* [Do this] Print every line of the listing exactly, please.

──────── Records to process

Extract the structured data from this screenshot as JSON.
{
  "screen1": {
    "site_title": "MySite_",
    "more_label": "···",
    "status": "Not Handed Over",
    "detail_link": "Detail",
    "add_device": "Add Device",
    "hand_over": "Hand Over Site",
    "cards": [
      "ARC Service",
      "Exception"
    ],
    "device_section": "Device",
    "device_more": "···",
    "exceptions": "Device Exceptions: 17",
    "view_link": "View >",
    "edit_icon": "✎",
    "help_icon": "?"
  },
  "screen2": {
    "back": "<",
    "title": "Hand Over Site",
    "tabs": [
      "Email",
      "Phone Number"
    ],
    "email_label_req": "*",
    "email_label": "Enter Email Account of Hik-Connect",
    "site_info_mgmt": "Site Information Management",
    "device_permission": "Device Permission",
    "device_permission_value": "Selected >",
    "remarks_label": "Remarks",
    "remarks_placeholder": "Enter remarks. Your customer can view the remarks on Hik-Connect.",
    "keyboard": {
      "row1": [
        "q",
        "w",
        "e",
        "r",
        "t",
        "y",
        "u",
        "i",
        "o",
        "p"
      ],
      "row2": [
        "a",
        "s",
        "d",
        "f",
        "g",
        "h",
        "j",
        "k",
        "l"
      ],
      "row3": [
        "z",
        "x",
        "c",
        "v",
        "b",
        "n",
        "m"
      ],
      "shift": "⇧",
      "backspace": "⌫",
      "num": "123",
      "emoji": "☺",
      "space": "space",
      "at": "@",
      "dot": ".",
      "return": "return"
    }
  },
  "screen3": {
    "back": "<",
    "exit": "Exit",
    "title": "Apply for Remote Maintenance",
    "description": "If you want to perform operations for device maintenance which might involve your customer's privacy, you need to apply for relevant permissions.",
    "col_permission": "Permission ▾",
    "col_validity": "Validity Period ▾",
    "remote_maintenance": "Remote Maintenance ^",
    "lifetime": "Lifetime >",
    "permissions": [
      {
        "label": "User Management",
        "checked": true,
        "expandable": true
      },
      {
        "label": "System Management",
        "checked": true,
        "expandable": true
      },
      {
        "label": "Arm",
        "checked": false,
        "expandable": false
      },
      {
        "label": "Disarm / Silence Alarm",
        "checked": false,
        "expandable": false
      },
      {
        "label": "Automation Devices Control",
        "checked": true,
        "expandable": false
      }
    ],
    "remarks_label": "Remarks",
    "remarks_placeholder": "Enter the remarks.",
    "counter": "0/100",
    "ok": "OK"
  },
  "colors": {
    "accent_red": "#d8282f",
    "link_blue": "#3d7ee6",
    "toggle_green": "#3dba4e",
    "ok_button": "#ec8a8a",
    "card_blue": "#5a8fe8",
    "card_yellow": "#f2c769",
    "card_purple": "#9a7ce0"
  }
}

────────────────

* [Output for this exercise]
Extract the structured data from this screenshot as JSON.
{
  "screen1": {
    "site_title": "MySite_",
    "more_label": "···",
    "status": "Not Handed Over",
    "detail_link": "Detail",
    "add_device": "Add Device",
    "hand_over": "Hand Over Site",
    "cards": [
      "ARC Service",
      "Exception"
    ],
    "device_section": "Device",
    "device_more": "···",
    "exceptions": "Device Exceptions: 17",
    "view_link": "View >",
    "edit_icon": "✎",
    "help_icon": "?"
  },
  "screen2": {
    "back": "<",
    "title": "Hand Over Site",
    "tabs": [
      "Email",
      "Phone Number"
    ],
    "email_label_req": "*",
    "email_label": "Enter Email Account of Hik-Connect",
    "site_info_mgmt": "Site Information Management",
    "device_permission": "Device Permission",
    "device_permission_value": "Selected >",
    "remarks_label": "Remarks",
    "remarks_placeholder": "Enter remarks. Your customer can view the remarks on Hik-Connect.",
    "keyboard": {
      "row1": [
        "q",
        "w",
        "e",
        "r",
        "t",
        "y",
        "u",
        "i",
        "o",
        "p"
      ],
      "row2": [
        "a",
        "s",
        "d",
        "f",
        "g",
        "h",
        "j",
        "k",
        "l"
      ],
      "row3": [
        "z",
        "x",
        "c",
        "v",
        "b",
        "n",
        "m"
      ],
      "shift": "⇧",
      "backspace": "⌫",
      "num": "123",
      "emoji": "☺",
      "space": "space",
      "at": "@",
      "dot": ".",
      "return": "return"
    }
  },
  "screen3": {
    "back": "<",
    "exit": "Exit",
    "title": "Apply for Remote Maintenance",
    "description": "If you want to perform operations for device maintenance which might involve your customer's privacy, you need to apply for relevant permissions.",
    "col_permission": "Permission ▾",
    "col_validity": "Validity Period ▾",
    "remote_maintenance": "Remote Maintenance ^",
    "lifetime": "Lifetime >",
    "permissions": [
      {
        "label": "User Management",
        "checked": true,
        "expandable": true
      },
      {
        "label": "System Management",
        "checked": true,
        "expandable": true
      },
      {
        "label": "Arm",
        "checked": false,
        "expandable": false
      },
      {
        "label": "Disarm / Silence Alarm",
        "checked": false,
        "expandable": false
      },
      {
        "label": "Automation Devices Control",
        "checked": true,
        "expandable": false
      }
    ],
    "remarks_label": "Remarks",
    "remarks_placeholder": "Enter the remarks.",
    "counter": "0/100",
    "ok": "OK"
  },
  "colors": {
    "accent_red": "#d8282f",
    "link_blue": "#3d7ee6",
    "toggle_green": "#3dba4e",
    "ok_button": "#ec8a8a",
    "card_blue": "#5a8fe8",
    "card_yellow": "#f2c769",
    "card_purple": "#9a7ce0"
  }
}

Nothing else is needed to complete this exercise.